▶ **EXERCISE DESCRIPTION**
Without skipping anything, write out each record below exactly.
==========
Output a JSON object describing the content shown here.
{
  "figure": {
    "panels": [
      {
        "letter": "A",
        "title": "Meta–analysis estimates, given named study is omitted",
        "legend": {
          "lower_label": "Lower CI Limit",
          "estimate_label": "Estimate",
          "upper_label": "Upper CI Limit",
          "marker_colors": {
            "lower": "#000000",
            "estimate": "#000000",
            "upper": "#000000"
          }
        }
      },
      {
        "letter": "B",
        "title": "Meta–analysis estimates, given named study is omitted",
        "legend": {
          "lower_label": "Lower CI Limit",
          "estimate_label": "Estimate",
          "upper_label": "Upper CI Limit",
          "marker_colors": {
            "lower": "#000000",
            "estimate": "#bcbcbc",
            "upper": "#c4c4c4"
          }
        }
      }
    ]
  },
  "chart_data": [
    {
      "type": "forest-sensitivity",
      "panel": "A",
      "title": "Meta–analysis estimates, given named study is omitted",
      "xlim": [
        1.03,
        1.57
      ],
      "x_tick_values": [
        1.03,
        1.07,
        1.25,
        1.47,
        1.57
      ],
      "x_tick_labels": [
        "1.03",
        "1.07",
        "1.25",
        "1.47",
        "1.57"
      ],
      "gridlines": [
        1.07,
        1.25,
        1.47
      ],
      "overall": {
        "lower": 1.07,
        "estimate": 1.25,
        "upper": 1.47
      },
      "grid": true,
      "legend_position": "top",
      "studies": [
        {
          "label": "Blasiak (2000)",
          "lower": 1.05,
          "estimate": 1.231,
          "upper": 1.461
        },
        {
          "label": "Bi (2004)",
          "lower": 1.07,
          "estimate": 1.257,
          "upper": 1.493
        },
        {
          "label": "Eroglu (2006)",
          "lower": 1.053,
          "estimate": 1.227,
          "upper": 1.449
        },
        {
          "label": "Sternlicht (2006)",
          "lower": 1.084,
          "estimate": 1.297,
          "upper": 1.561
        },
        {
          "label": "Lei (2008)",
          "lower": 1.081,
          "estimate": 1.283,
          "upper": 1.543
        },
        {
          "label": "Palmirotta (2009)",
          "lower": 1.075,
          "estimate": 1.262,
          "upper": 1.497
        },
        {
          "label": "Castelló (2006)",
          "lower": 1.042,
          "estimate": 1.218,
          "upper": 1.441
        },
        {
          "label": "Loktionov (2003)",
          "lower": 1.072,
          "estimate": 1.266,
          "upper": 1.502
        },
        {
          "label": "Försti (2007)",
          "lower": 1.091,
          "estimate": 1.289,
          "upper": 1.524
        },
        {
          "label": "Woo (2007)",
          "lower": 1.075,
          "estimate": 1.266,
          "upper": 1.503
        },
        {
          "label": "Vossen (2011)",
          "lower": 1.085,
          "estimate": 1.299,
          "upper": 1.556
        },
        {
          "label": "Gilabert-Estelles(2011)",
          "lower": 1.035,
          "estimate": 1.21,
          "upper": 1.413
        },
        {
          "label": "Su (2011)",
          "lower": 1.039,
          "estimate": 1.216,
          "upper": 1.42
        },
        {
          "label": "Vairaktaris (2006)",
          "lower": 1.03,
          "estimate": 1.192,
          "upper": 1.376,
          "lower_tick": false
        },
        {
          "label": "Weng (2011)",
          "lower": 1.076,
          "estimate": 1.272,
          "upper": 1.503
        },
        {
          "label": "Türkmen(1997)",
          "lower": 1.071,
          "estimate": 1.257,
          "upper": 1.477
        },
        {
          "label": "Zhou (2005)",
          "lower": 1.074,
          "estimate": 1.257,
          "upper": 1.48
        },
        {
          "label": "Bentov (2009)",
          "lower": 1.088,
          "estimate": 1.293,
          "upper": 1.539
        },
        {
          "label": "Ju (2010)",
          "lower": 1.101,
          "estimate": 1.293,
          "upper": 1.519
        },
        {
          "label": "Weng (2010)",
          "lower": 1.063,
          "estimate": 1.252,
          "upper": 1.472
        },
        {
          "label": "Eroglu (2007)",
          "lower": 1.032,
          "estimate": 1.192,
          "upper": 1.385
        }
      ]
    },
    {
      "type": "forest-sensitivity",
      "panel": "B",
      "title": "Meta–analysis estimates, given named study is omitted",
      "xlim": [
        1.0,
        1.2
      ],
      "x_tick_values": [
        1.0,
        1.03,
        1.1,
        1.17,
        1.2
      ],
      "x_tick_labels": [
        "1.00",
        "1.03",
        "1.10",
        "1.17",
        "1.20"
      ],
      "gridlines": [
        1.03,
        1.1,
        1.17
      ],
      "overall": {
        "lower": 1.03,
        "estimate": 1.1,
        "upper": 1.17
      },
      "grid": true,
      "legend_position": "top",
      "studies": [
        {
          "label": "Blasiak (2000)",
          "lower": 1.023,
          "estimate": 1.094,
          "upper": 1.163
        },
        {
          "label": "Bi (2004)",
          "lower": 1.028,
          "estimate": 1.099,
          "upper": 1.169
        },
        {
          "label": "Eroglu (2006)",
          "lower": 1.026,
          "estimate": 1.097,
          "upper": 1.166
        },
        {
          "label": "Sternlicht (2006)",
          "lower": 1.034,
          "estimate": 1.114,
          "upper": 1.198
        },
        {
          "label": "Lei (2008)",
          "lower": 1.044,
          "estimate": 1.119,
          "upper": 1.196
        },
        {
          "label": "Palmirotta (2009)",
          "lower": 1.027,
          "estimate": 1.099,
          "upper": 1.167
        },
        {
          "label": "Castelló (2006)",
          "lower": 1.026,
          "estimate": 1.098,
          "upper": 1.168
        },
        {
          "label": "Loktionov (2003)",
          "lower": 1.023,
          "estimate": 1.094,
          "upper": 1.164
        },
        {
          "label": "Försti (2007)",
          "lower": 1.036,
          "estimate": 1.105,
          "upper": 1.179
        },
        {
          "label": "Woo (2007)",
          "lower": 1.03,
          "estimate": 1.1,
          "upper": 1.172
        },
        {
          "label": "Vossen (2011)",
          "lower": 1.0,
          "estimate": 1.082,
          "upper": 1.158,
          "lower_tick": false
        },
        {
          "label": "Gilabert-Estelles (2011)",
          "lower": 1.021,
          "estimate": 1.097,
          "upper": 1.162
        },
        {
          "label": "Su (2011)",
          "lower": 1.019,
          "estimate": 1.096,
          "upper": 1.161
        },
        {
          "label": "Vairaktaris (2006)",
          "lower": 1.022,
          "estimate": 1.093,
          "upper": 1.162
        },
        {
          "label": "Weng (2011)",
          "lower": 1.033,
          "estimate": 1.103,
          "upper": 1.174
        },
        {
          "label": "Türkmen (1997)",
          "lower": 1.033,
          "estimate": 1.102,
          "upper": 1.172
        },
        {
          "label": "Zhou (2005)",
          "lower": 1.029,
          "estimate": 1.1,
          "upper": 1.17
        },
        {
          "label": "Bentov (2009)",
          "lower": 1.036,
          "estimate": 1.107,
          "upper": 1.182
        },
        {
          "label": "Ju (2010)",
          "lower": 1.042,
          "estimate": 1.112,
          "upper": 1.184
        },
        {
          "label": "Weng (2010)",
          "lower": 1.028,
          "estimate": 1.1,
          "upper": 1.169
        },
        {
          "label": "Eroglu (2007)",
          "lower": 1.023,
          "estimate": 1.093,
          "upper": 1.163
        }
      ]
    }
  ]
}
==========
▶ **EXERCISE RESPONSE**
Output a JSON object describing the content shown here.
{
  "figure": {
    "panels": [
      {
        "letter": "A",
        "title": "Meta–analysis estimates, given named study is omitted",
        "legend": {
          "lower_label": "Lower CI Limit",
          "estimate_label": "Estimate",
          "upper_label": "Upper CI Limit",
          "marker_colors": {
            "lower": "#000000",
            "estimate": "#000000",
            "upper": "#000000"
          }
        }
      },
      {
        "letter": "B",
        "title": "Meta–analysis estimates, given named study is omitted",
        "legend": {
          "lower_label": "Lower CI Limit",
          "estimate_label": "Estimate",
          "upper_label": "Upper CI Limit",
          "marker_colors": {
            "lower": "#000000",
            "estimate": "#bcbcbc",
            "upper": "#c4c4c4"
          }
        }
      }
    ]
  },
  "chart_data": [
    {
      "type": "forest-sensitivity",
      "panel": "A",
      "title": "Meta–analysis estimates, given named study is omitted",
      "xlim": [
        1.03,
        1.57
      ],
      "x_tick_values": [
        1.03,
        1.07,
        1.25,
        1.47,
        1.57
      ],
      "x_tick_labels": [
        "1.03",
        "1.07",
        "1.25",
        "1.47",
        "1.57"
      ],
      "gridlines": [
        1.07,
        1.25,
        1.47
      ],
      "overall": {
        "lower": 1.07,
        "estimate": 1.25,
        "upper": 1.47
      },
      "grid": true,
      "legend_position": "top",
      "studies": [
        {
          "label": "Blasiak (2000)",
          "lower": 1.05,
          "estimate": 1.231,
          "upper": 1.461
        },
        {
          "label": "Bi (2004)",
          "lower": 1.07,
          "estimate": 1.257,
          "upper": 1.493
        },
        {
          "label": "Eroglu (2006)",
          "lower": 1.053,
          "estimate": 1.227,
          "upper": 1.449
        },
        {
          "label": "Sternlicht (2006)",
          "lower": 1.084,
          "estimate": 1.297,
          "upper": 1.561
        },
        {
          "label": "Lei (2008)",
          "lower": 1.081,
          "estimate": 1.283,
          "upper": 1.543
        },
        {
          "label": "Palmirotta (2009)",
          "lower": 1.075,
          "estimate": 1.262,
          "upper": 1.497
        },
        {
          "label": "Castelló (2006)",
          "lower": 1.042,
          "estimate": 1.218,
          "upper": 1.441
        },
        {
          "label": "Loktionov (2003)",
          "lower": 1.072,
          "estimate": 1.266,
          "upper": 1.502
        },
        {
          "label": "Försti (2007)",
          "lower": 1.091,
          "estimate": 1.289,
          "upper": 1.524
        },
        {
          "label": "Woo (2007)",
          "lower": 1.075,
          "estimate": 1.266,
          "upper": 1.503
        },
        {
          "label": "Vossen (2011)",
          "lower": 1.085,
          "estimate": 1.299,
          "upper": 1.556
        },
        {
          "label": "Gilabert-Estelles(2011)",
          "lower": 1.035,
          "estimate": 1.21,
          "upper": 1.413
        },
        {
          "label": "Su (2011)",
          "lower": 1.039,
          "estimate": 1.216,
          "upper": 1.42
        },
        {
          "label": "Vairaktaris (2006)",
          "lower": 1.03,
          "estimate": 1.192,
          "upper": 1.376,
          "lower_tick": false
        },
        {
          "label": "Weng (2011)",
          "lower": 1.076,
          "estimate": 1.272,
          "upper": 1.503
        },
        {
          "label": "Türkmen(1997)",
          "lower": 1.071,
          "estimate": 1.257,
          "upper": 1.477
        },
        {
          "label": "Zhou (2005)",
          "lower": 1.074,
          "estimate": 1.257,
          "upper": 1.48
        },
        {
          "label": "Bentov (2009)",
          "lower": 1.088,
          "estimate": 1.293,
          "upper": 1.539
        },
        {
          "label": "Ju (2010)",
          "lower": 1.101,
          "estimate": 1.293,
          "upper": 1.519
        },
        {
          "label": "Weng (2010)",
          "lower": 1.063,
          "estimate": 1.252,
          "upper": 1.472
        },
        {
          "label": "Eroglu (2007)",
          "lower": 1.032,
          "estimate": 1.192,
          "upper": 1.385
        }
      ]
    },
    {
      "type": "forest-sensitivity",
      "panel": "B",
      "title": "Meta–analysis estimates, given named study is omitted",
      "xlim": [
        1.0,
        1.2
      ],
      "x_tick_values": [
        1.0,
        1.03,
        1.1,
        1.17,
        1.2
      ],
      "x_tick_labels": [
        "1.00",
        "1.03",
        "1.10",
        "1.17",
        "1.20"
      ],
      "gridlines": [
        1.03,
        1.1,
        1.17
      ],
      "overall": {
        "lower": 1.03,
        "estimate": 1.1,
        "upper": 1.17
      },
      "grid": true,
      "legend_position": "top",
      "studies": [
        {
          "label": "Blasiak (2000)",
          "lower": 1.023,
          "estimate": 1.094,
          "upper": 1.163
        },
        {
          "label": "Bi (2004)",
          "lower": 1.028,
          "estimate": 1.099,
          "upper": 1.169
        },
        {
          "label": "Eroglu (2006)",
          "lower": 1.026,
          "estimate": 1.097,
          "upper": 1.166
        },
        {
          "label": "Sternlicht (2006)",
          "lower": 1.034,
          "estimate": 1.114,
          "upper": 1.198
        },
        {
          "label": "Lei (2008)",
          "lower": 1.044,
          "estimate": 1.119,
          "upper": 1.196
        },
        {
          "label": "Palmirotta (2009)",
          "lower": 1.027,
          "estimate": 1.099,
          "upper": 1.167
        },
        {
          "label": "Castelló (2006)",
          "lower": 1.026,
          "estimate": 1.098,
          "upper": 1.168
        },
        {
          "label": "Loktionov (2003)",
          "lower": 1.023,
          "estimate": 1.094,
          "upper": 1.164
        },
        {
          "label": "Försti (2007)",
          "lower": 1.036,
          "estimate": 1.105,
          "upper": 1.179
        },
        {
          "label": "Woo (2007)",
          "lower": 1.03,
          "estimate": 1.1,
          "upper": 1.172
        },
        {
          "label": "Vossen (2011)",
          "lower": 1.0,
          "estimate": 1.082,
          "upper": 1.158,
          "lower_tick": false
        },
        {
          "label": "Gilabert-Estelles (2011)",
          "lower": 1.021,
          "estimate": 1.097,
          "upper": 1.162
        },
        {
          "label": "Su (2011)",
          "lower": 1.019,
          "estimate": 1.096,
          "upper": 1.161
        },
        {
          "label": "Vairaktaris (2006)",
          "lower": 1.022,
          "estimate": 1.093,
          "upper": 1.162
        },
        {
          "label": "Weng (2011)",
          "lower": 1.033,
          "estimate": 1.103,
          "upper": 1.174
        },
        {
          "label": "Türkmen (1997)",
          "lower": 1.033,
          "estimate": 1.102,
          "upper": 1.172
        },
        {
          "label": "Zhou (2005)",
          "lower": 1.029,
          "estimate": 1.1,
          "upper": 1.17
        },
        {
          "label": "Bentov (2009)",
          "lower": 1.036,
          "estimate": 1.107,
          "upper": 1.182
        },
        {
          "label": "Ju (2010)",
          "lower": 1.042,
          "estimate": 1.112,
          "upper": 1.184
        },
        {
          "label": "Weng (2010)",
          "lower": 1.028,
          "estimate": 1.1,
          "upper": 1.169
        },
        {
          "label": "Eroglu (2007)",
          "lower": 1.023,
          "estimate": 1.093,
          "upper": 1.163
        }
      ]
    }
  ]
}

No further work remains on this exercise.